> [Stored items from a collection]:
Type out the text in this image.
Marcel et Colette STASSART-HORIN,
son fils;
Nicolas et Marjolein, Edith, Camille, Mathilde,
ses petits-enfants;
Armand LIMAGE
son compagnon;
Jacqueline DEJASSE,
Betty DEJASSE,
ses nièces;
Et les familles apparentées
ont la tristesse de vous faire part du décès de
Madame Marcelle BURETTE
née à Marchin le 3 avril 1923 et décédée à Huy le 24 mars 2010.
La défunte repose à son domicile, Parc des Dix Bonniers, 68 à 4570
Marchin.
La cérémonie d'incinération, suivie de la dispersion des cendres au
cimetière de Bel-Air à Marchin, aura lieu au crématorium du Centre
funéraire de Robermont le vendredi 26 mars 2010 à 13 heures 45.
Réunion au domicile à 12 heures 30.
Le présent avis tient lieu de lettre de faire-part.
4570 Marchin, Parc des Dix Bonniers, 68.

> [YOUR GOAL]: Repeat the entries above exactly, leaving nothing out.

> [FULL SOLUTION]:
Type out the text in this image.
Marcel et Colette STASSART-HORIN,
son fils;
Nicolas et Marjolein, Edith, Camille, Mathilde,
ses petits-enfants;
Armand LIMAGE
son compagnon;
Jacqueline DEJASSE,
Betty DEJASSE,
ses nièces;
Et les familles apparentées
ont la tristesse de vous faire part du décès de
Madame Marcelle BURETTE
née à Marchin le 3 avril 1923 et décédée à Huy le 24 mars 2010.
La défunte repose à son domicile, Parc des Dix Bonniers, 68 à 4570
Marchin.
La cérémonie d'incinération, suivie de la dispersion des cendres au
cimetière de Bel-Air à Marchin, aura lieu au crématorium du Centre
funéraire de Robermont le vendredi 26 mars 2010 à 13 heures 45.
Réunion au domicile à 12 heures 30.
Le présent avis tient lieu de lettre de faire-part.
4570 Marchin, Parc des Dix Bonniers, 68.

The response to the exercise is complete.